Materials provided:
::::::::::

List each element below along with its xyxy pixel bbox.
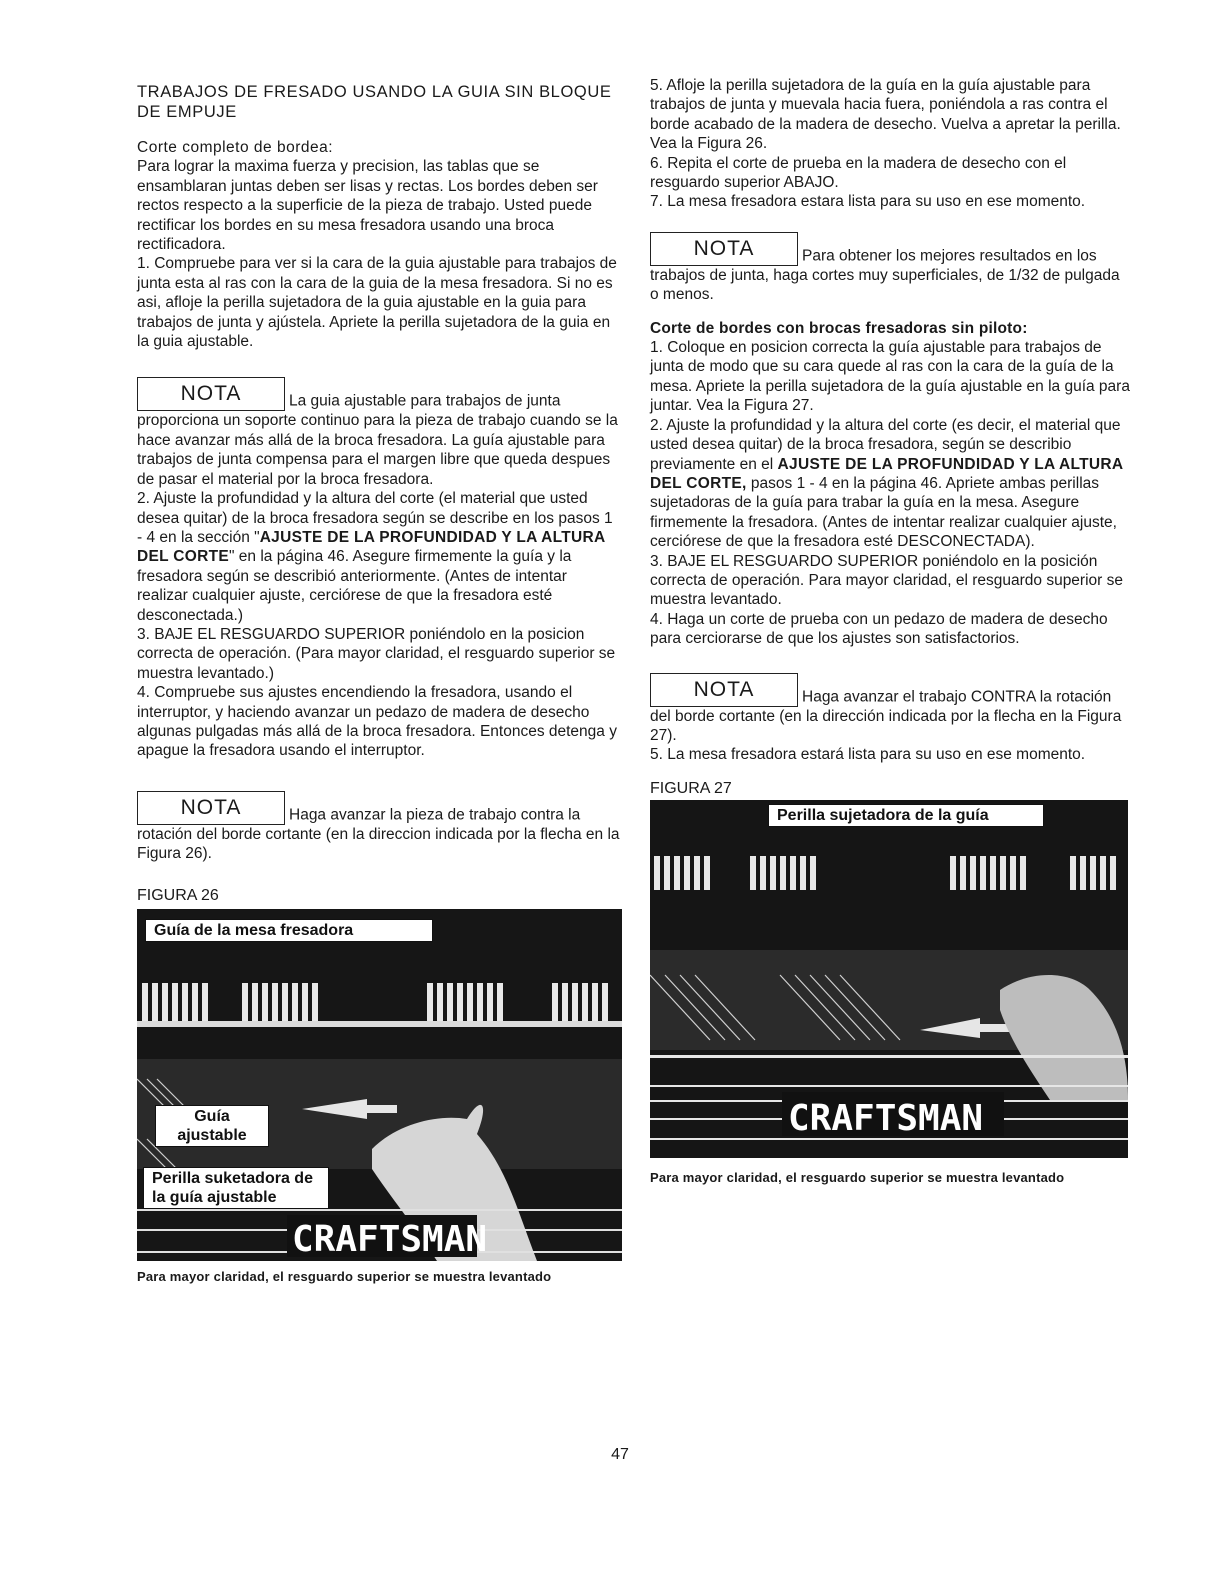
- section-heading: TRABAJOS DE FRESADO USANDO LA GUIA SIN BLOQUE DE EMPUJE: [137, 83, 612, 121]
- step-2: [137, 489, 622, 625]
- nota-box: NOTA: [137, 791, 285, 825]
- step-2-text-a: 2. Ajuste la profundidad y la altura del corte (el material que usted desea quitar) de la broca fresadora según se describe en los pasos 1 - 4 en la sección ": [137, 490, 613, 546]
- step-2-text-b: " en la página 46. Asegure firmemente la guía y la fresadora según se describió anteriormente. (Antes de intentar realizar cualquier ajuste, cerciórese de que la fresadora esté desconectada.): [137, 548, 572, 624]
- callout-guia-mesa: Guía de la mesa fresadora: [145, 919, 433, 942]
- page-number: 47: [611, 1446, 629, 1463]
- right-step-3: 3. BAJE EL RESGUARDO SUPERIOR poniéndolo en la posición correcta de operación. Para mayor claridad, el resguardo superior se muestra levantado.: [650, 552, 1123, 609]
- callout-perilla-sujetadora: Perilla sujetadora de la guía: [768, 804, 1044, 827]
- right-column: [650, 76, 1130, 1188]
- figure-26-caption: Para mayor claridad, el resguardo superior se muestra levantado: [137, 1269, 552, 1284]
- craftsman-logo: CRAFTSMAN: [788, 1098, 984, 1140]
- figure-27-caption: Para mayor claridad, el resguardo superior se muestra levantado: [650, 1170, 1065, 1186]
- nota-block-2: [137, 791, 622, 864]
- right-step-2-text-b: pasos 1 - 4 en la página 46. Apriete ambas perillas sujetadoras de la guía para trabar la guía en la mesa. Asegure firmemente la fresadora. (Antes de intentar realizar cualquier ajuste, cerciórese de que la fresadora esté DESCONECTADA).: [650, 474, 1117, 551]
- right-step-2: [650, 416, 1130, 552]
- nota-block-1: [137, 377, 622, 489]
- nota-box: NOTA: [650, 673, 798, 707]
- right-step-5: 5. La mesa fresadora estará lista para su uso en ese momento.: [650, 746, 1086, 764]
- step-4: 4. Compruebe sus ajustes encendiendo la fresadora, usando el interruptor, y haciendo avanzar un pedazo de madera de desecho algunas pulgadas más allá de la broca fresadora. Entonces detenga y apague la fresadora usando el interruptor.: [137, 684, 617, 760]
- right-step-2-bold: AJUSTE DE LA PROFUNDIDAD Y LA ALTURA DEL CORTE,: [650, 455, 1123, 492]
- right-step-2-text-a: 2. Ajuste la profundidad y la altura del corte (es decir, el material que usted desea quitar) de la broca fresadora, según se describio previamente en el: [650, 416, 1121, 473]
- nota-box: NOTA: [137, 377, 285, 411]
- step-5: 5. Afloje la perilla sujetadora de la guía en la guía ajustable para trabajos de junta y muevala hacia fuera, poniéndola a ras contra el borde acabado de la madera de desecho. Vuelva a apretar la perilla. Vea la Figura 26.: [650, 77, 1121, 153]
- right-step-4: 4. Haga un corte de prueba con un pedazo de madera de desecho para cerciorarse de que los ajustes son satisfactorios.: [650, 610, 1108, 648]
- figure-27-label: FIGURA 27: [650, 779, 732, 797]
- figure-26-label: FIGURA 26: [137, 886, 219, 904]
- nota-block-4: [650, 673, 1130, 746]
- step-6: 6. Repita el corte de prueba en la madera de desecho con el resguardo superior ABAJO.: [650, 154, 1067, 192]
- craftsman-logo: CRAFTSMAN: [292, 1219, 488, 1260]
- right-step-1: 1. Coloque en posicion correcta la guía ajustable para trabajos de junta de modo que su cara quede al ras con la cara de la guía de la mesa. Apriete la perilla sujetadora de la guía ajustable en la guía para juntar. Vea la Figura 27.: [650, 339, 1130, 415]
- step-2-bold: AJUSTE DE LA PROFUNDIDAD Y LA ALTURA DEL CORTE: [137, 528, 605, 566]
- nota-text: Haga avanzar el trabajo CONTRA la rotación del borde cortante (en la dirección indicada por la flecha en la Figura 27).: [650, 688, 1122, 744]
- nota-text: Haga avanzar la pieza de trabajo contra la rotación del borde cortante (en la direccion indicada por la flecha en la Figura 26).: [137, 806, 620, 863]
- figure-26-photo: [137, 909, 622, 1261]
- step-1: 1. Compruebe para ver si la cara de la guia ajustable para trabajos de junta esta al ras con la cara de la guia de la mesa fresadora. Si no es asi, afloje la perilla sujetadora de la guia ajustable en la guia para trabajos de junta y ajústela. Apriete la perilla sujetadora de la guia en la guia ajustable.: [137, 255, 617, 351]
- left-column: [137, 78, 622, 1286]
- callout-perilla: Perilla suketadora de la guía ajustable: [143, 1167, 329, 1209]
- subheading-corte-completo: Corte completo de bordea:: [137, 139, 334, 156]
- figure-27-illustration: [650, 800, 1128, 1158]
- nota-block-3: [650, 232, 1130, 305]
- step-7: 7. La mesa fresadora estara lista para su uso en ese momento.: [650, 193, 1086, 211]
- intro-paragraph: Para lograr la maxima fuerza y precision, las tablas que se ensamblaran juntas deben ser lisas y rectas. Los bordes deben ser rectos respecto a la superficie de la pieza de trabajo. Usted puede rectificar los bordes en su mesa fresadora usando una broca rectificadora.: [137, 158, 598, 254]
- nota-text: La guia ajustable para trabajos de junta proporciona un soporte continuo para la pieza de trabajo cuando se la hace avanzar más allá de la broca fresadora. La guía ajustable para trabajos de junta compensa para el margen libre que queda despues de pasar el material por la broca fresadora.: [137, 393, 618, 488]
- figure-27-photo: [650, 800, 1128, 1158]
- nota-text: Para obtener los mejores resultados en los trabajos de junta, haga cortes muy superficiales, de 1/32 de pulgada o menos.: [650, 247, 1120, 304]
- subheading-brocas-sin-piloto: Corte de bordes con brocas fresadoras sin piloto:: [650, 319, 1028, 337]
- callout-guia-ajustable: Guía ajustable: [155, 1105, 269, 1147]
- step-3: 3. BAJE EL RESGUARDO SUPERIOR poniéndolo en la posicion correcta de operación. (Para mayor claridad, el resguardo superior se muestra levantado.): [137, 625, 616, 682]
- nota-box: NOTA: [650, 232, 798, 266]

::::::::::

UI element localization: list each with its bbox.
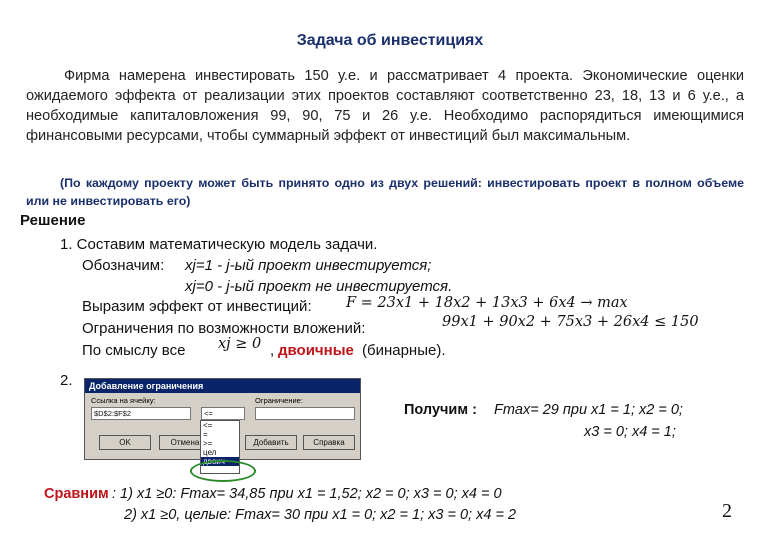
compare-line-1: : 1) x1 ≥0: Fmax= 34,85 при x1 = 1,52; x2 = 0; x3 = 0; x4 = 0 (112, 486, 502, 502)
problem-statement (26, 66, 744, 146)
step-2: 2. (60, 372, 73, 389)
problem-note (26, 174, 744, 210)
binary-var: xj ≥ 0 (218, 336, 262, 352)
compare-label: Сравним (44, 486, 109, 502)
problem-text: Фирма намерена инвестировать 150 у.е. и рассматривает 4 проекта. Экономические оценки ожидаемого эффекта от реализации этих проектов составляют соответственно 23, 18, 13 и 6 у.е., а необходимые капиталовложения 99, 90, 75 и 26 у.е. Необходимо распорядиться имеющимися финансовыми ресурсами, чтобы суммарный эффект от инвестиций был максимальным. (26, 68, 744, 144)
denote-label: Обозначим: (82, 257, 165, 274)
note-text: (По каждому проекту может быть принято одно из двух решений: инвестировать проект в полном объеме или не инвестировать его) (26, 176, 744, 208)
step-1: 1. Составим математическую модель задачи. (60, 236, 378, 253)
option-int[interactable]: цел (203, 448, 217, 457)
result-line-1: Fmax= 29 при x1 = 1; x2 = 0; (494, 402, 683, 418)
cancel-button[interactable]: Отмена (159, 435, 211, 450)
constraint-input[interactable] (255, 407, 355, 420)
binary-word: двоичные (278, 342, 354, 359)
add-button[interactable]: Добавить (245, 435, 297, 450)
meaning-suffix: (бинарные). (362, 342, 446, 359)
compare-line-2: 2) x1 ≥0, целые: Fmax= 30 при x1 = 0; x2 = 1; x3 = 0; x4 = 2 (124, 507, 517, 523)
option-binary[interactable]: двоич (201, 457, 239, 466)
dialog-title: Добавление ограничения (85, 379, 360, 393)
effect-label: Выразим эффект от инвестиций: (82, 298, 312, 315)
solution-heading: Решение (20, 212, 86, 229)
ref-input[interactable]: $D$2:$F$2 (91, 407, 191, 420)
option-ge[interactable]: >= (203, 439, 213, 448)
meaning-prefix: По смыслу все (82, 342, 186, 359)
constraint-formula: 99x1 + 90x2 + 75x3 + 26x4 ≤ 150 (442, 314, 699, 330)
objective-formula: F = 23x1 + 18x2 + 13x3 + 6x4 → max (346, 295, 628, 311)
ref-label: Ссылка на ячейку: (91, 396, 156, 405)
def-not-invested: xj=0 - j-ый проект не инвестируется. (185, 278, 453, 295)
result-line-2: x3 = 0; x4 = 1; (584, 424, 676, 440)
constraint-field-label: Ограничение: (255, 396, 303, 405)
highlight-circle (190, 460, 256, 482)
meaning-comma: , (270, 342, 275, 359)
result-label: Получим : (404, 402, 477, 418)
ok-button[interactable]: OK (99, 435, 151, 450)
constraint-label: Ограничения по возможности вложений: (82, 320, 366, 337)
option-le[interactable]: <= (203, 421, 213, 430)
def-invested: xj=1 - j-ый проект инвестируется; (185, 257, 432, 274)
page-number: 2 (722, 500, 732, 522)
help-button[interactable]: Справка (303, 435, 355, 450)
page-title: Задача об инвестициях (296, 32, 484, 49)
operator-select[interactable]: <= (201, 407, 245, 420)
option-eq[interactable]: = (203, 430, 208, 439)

::::::::::

Rewrite the lines above as a numbered list, from the line with "compare-line-1: : 1)" up to and including the line with "note-text: (По каждому", leaving out any blank lines.

1. compare-line-1: : 1) x1 ≥0: Fmax= 34,85 при x1 = 1,52; x2 = 0; x3 = 0; x4 = 0 (112, 486, 502, 502)
2. problem-statement (26, 66, 744, 146)
3. step-2: 2. (60, 372, 73, 389)
4. problem-note (26, 174, 744, 210)
5. binary-var: xj ≥ 0 (218, 336, 262, 352)
6. compare-label: Сравним (44, 486, 109, 502)
7. problem-text: Фирма намерена инвестировать 150 у.е. и рассматривает 4 проекта. Экономические оценки ожидаемого эффекта от реализации этих проектов составляют соответственно 23, 18, 13 и 6 у.е., а необходимые капиталовложения 99, 90, 75 и 26 у.е. Необходимо распорядиться имеющимися финансовыми ресурсами, чтобы суммарный эффект от инвестиций был максимальным. (26, 68, 744, 144)
8. denote-label: Обозначим: (82, 257, 165, 274)
9. note-text: (По каждому проекту может быть принято одно из двух решений: инвестировать проект в полном объеме или не инвестировать его) (26, 176, 744, 208)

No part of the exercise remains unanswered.